_Dataset listings of figures_.
=====
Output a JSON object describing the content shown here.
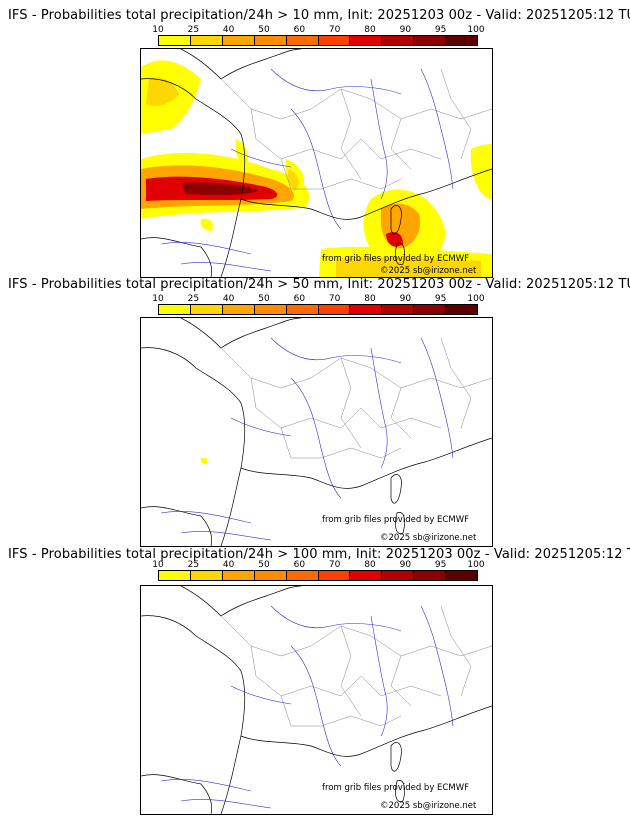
{
  "colorbar": {
    "ticks": [
      "10",
      "25",
      "40",
      "50",
      "60",
      "70",
      "80",
      "90",
      "95",
      "100"
    ],
    "colors": [
      "#ffff00",
      "#ffd700",
      "#ffa500",
      "#ff8c00",
      "#ff6a00",
      "#ff4000",
      "#e00000",
      "#b00000",
      "#8b0000",
      "#5a0000"
    ]
  },
  "panels": [
    {
      "title": "IFS - Probabilities total precipitation/24h > 10 mm, Init: 20251203 00z - Valid: 20251205:12 TU",
      "source": "from grib files provided by ECMWF",
      "copyright": "©2025 sb@irizone.net"
    },
    {
      "title": "IFS - Probabilities total precipitation/24h > 50 mm, Init: 20251203 00z - Valid: 20251205:12 TU",
      "source": "from grib files provided by ECMWF",
      "copyright": "©2025 sb@irizone.net"
    },
    {
      "title": "IFS - Probabilities total precipitation/24h > 100 mm, Init: 20251203 00z - Valid: 20251205:12 TU",
      "source": "from grib files provided by ECMWF",
      "copyright": "©2025 sb@irizone.net"
    }
  ]
}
=====
_Task prompt_. Look for the word "total" in every line of the listing and copy the lines that have it.

_Worked answer_.
      "title": "IFS - Probabilities total precipitation/24h > 10 mm, Init: 20251203 00z - Valid: 20251205:12 TU",
      "title": "IFS - Probabilities total precipitation/24h > 50 mm, Init: 20251203 00z - Valid: 20251205:12 TU",
      "title": "IFS - Probabilities total precipitation/24h > 100 mm, Init: 20251203 00z - Valid: 20251205:12 TU",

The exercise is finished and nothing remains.